The task: Note how many lines hold the string "this" and give that number without any other words.

Supplied information:
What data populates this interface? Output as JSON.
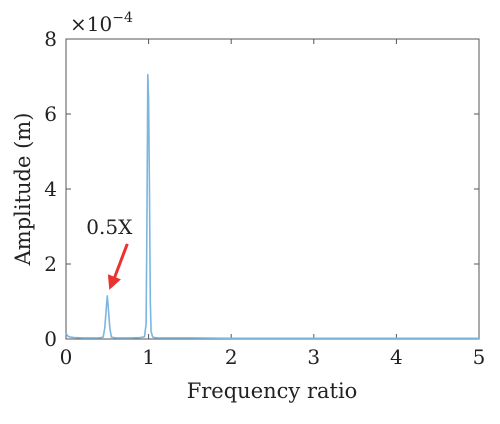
{
  "chart_data": {
    "type": "line",
    "title": "",
    "xlabel": "Frequency ratio",
    "ylabel": "Amplitude (m)",
    "y_multiplier": "×10",
    "y_exponent": "−4",
    "xlim": [
      0,
      5
    ],
    "ylim": [
      0,
      8
    ],
    "x_ticks": [
      0,
      1,
      2,
      3,
      4,
      5
    ],
    "y_ticks": [
      0,
      2,
      4,
      6,
      8
    ],
    "grid": false,
    "legend": "none",
    "series": [
      {
        "color": "#7bb6e0",
        "x": [
          0,
          0.02,
          0.05,
          0.1,
          0.2,
          0.3,
          0.4,
          0.45,
          0.47,
          0.49,
          0.5,
          0.51,
          0.53,
          0.55,
          0.6,
          0.7,
          0.8,
          0.9,
          0.95,
          0.97,
          0.98,
          0.99,
          1.0,
          1.01,
          1.02,
          1.03,
          1.05,
          1.1,
          1.5,
          2.0,
          2.5,
          3.0,
          3.5,
          4.0,
          4.5,
          5.0
        ],
        "y": [
          0.15,
          0.08,
          0.05,
          0.04,
          0.03,
          0.03,
          0.03,
          0.05,
          0.3,
          0.9,
          1.15,
          0.9,
          0.3,
          0.05,
          0.03,
          0.03,
          0.03,
          0.04,
          0.06,
          0.4,
          3.0,
          7.05,
          6.4,
          4.2,
          1.0,
          0.2,
          0.05,
          0.03,
          0.03,
          0.02,
          0.02,
          0.02,
          0.02,
          0.02,
          0.02,
          0.02
        ]
      }
    ],
    "annotations": [
      {
        "text": "0.5X",
        "x": 0.5,
        "y": 1.15,
        "arrow_color": "#e8332f"
      }
    ]
  }
}
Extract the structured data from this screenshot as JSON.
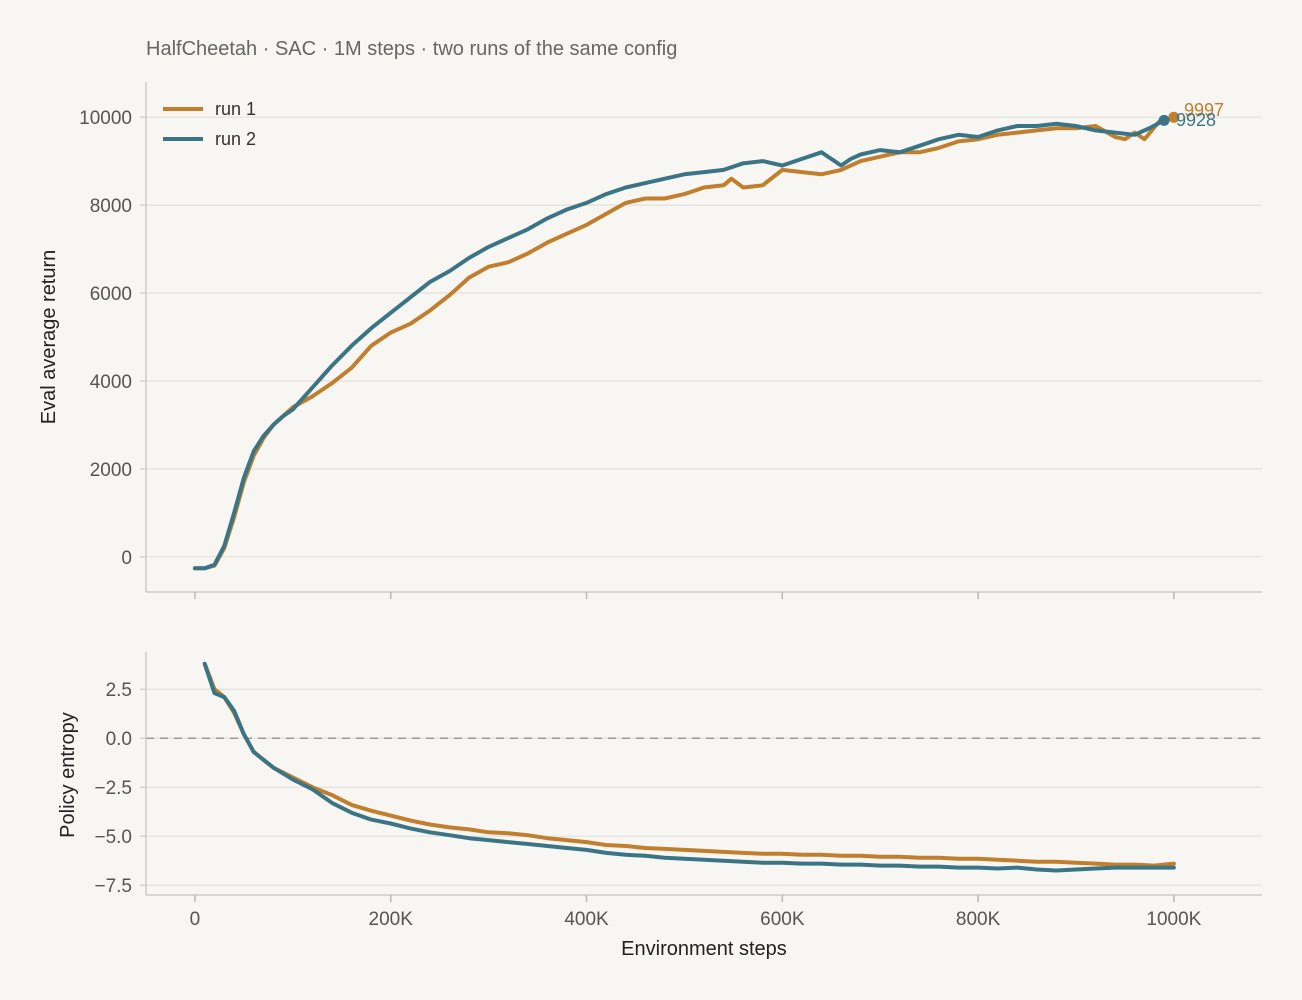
{
  "chart_data": [
    {
      "type": "line",
      "title": "HalfCheetah · SAC · 1M steps · two runs of the same config",
      "xlabel": "",
      "ylabel": "Eval average return",
      "xlim": [
        -50000,
        1090000
      ],
      "ylim": [
        -800,
        10800
      ],
      "yticks": [
        "0",
        "2000",
        "4000",
        "6000",
        "8000",
        "10000"
      ],
      "legend": "top-left",
      "grid": "horizontal",
      "colors": {
        "run1": "#c17f2e",
        "run2": "#3b7585"
      },
      "series": [
        {
          "name": "run 1",
          "x": [
            0,
            10000,
            20000,
            30000,
            40000,
            50000,
            60000,
            70000,
            80000,
            90000,
            100000,
            120000,
            140000,
            160000,
            180000,
            200000,
            220000,
            240000,
            260000,
            280000,
            300000,
            320000,
            340000,
            360000,
            380000,
            400000,
            420000,
            440000,
            460000,
            480000,
            500000,
            520000,
            540000,
            548000,
            560000,
            580000,
            600000,
            620000,
            640000,
            660000,
            680000,
            700000,
            720000,
            740000,
            760000,
            780000,
            800000,
            820000,
            840000,
            860000,
            880000,
            900000,
            920000,
            940000,
            950000,
            960000,
            970000,
            985000,
            1000000
          ],
          "values": [
            -260,
            -260,
            -200,
            200,
            900,
            1700,
            2300,
            2700,
            3000,
            3200,
            3400,
            3650,
            3950,
            4300,
            4800,
            5100,
            5300,
            5600,
            5950,
            6350,
            6600,
            6700,
            6900,
            7150,
            7350,
            7550,
            7800,
            8050,
            8150,
            8150,
            8250,
            8400,
            8450,
            8600,
            8400,
            8450,
            8800,
            8750,
            8700,
            8800,
            9000,
            9100,
            9200,
            9200,
            9300,
            9450,
            9500,
            9600,
            9650,
            9700,
            9750,
            9750,
            9800,
            9550,
            9500,
            9650,
            9500,
            9900,
            9997
          ]
        },
        {
          "name": "run 2",
          "x": [
            0,
            10000,
            20000,
            30000,
            40000,
            50000,
            60000,
            70000,
            80000,
            90000,
            100000,
            120000,
            140000,
            160000,
            180000,
            200000,
            220000,
            240000,
            260000,
            280000,
            300000,
            320000,
            340000,
            360000,
            380000,
            400000,
            420000,
            440000,
            460000,
            480000,
            500000,
            520000,
            540000,
            560000,
            580000,
            600000,
            620000,
            640000,
            660000,
            670000,
            680000,
            700000,
            720000,
            740000,
            760000,
            780000,
            800000,
            820000,
            840000,
            860000,
            880000,
            900000,
            920000,
            940000,
            960000,
            975000,
            990000
          ],
          "values": [
            -260,
            -260,
            -180,
            250,
            1000,
            1800,
            2400,
            2750,
            3000,
            3200,
            3350,
            3850,
            4350,
            4800,
            5200,
            5550,
            5900,
            6250,
            6500,
            6800,
            7050,
            7250,
            7450,
            7700,
            7900,
            8050,
            8250,
            8400,
            8500,
            8600,
            8700,
            8750,
            8800,
            8950,
            9000,
            8900,
            9050,
            9200,
            8900,
            9050,
            9150,
            9250,
            9200,
            9350,
            9500,
            9600,
            9550,
            9700,
            9800,
            9800,
            9850,
            9800,
            9700,
            9650,
            9600,
            9750,
            9928
          ]
        }
      ],
      "annotations": [
        "9997",
        "9928"
      ]
    },
    {
      "type": "line",
      "xlabel": "Environment steps",
      "ylabel": "Policy entropy",
      "xlim": [
        -50000,
        1090000
      ],
      "ylim": [
        -8,
        4.4
      ],
      "xticks": [
        "0",
        "200K",
        "400K",
        "600K",
        "800K",
        "1000K"
      ],
      "yticks": [
        "2.5",
        "0.0",
        "−2.5",
        "−5.0",
        "−7.5"
      ],
      "reference_line": {
        "y": 0,
        "style": "dashed"
      },
      "grid": "horizontal",
      "series": [
        {
          "name": "run 1",
          "x": [
            10000,
            20000,
            30000,
            40000,
            50000,
            60000,
            70000,
            80000,
            100000,
            120000,
            140000,
            160000,
            180000,
            200000,
            220000,
            240000,
            260000,
            280000,
            300000,
            320000,
            340000,
            360000,
            380000,
            400000,
            420000,
            440000,
            460000,
            480000,
            500000,
            520000,
            540000,
            560000,
            580000,
            600000,
            620000,
            640000,
            660000,
            680000,
            700000,
            720000,
            740000,
            760000,
            780000,
            800000,
            820000,
            840000,
            860000,
            880000,
            900000,
            920000,
            940000,
            960000,
            980000,
            1000000
          ],
          "values": [
            3.8,
            2.5,
            2.1,
            1.3,
            0.2,
            -0.7,
            -1.1,
            -1.5,
            -2.0,
            -2.5,
            -2.9,
            -3.4,
            -3.7,
            -3.95,
            -4.2,
            -4.4,
            -4.55,
            -4.65,
            -4.8,
            -4.85,
            -4.95,
            -5.1,
            -5.2,
            -5.3,
            -5.45,
            -5.5,
            -5.6,
            -5.65,
            -5.7,
            -5.75,
            -5.8,
            -5.85,
            -5.9,
            -5.9,
            -5.95,
            -5.95,
            -6.0,
            -6.0,
            -6.05,
            -6.05,
            -6.1,
            -6.1,
            -6.15,
            -6.15,
            -6.2,
            -6.25,
            -6.3,
            -6.3,
            -6.35,
            -6.4,
            -6.45,
            -6.45,
            -6.5,
            -6.4
          ]
        },
        {
          "name": "run 2",
          "x": [
            10000,
            20000,
            30000,
            40000,
            50000,
            60000,
            70000,
            80000,
            100000,
            120000,
            140000,
            160000,
            180000,
            200000,
            220000,
            240000,
            260000,
            280000,
            300000,
            320000,
            340000,
            360000,
            380000,
            400000,
            420000,
            440000,
            460000,
            480000,
            500000,
            520000,
            540000,
            560000,
            580000,
            600000,
            620000,
            640000,
            660000,
            680000,
            700000,
            720000,
            740000,
            760000,
            780000,
            800000,
            820000,
            840000,
            860000,
            880000,
            900000,
            920000,
            940000,
            960000,
            980000,
            1000000
          ],
          "values": [
            3.8,
            2.3,
            2.1,
            1.4,
            0.2,
            -0.7,
            -1.1,
            -1.5,
            -2.1,
            -2.6,
            -3.3,
            -3.8,
            -4.15,
            -4.35,
            -4.6,
            -4.8,
            -4.95,
            -5.1,
            -5.2,
            -5.3,
            -5.4,
            -5.5,
            -5.6,
            -5.7,
            -5.85,
            -5.95,
            -6.0,
            -6.1,
            -6.15,
            -6.2,
            -6.25,
            -6.3,
            -6.35,
            -6.35,
            -6.4,
            -6.4,
            -6.45,
            -6.45,
            -6.5,
            -6.5,
            -6.55,
            -6.55,
            -6.6,
            -6.6,
            -6.65,
            -6.6,
            -6.7,
            -6.75,
            -6.7,
            -6.65,
            -6.6,
            -6.6,
            -6.6,
            -6.6
          ]
        }
      ]
    }
  ]
}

Written solution: 2